Given exercise
Omit every picture and write out the rest of the records exactly.

Input for this task
[BEGIN]

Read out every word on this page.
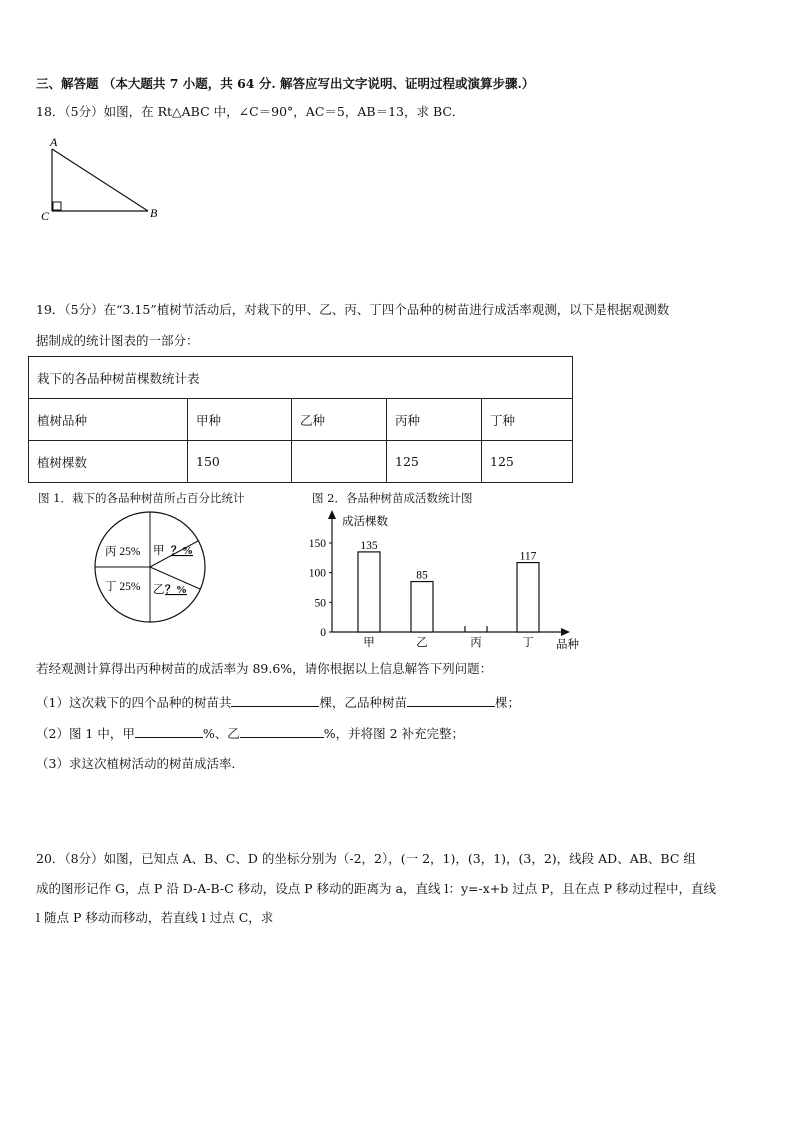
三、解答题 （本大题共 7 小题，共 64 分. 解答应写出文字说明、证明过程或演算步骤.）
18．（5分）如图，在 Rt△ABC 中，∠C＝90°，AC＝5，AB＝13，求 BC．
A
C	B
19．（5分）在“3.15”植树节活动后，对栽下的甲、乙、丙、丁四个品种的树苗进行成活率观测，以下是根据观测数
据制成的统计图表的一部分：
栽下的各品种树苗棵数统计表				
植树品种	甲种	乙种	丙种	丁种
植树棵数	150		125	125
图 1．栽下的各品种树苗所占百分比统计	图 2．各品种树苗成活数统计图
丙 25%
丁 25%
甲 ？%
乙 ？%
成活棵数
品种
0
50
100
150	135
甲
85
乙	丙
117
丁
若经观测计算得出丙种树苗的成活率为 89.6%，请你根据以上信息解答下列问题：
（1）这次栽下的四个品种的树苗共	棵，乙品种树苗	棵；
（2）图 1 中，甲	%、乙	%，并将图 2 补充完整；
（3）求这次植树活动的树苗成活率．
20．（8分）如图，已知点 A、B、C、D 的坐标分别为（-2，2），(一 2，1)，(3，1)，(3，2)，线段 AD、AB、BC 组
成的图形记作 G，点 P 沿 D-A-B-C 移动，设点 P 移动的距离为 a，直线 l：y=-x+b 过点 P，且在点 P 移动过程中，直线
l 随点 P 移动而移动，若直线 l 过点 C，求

[END]

The response
Read out every word on this page.
三、解答题 （本大题共 7 小题，共 64 分. 解答应写出文字说明、证明过程或演算步骤.）
18．（5分）如图，在 Rt△ABC 中，∠C＝90°，AC＝5，AB＝13，求 BC．
A
C	B
19．（5分）在“3.15”植树节活动后，对栽下的甲、乙、丙、丁四个品种的树苗进行成活率观测，以下是根据观测数
据制成的统计图表的一部分：
栽下的各品种树苗棵数统计表				
植树品种	甲种	乙种	丙种	丁种
植树棵数	150		125	125
图 1．栽下的各品种树苗所占百分比统计	图 2．各品种树苗成活数统计图
丙 25%
丁 25%
甲 ？%
乙 ？%
成活棵数
品种
0
50
100
150	135
甲
85
乙	丙
117
丁
若经观测计算得出丙种树苗的成活率为 89.6%，请你根据以上信息解答下列问题：
（1）这次栽下的四个品种的树苗共	棵，乙品种树苗	棵；
（2）图 1 中，甲	%、乙	%，并将图 2 补充完整；
（3）求这次植树活动的树苗成活率．
20．（8分）如图，已知点 A、B、C、D 的坐标分别为（-2，2），(一 2，1)，(3，1)，(3，2)，线段 AD、AB、BC 组
成的图形记作 G，点 P 沿 D-A-B-C 移动，设点 P 移动的距离为 a，直线 l：y=-x+b 过点 P，且在点 P 移动过程中，直线
l 随点 P 移动而移动，若直线 l 过点 C，求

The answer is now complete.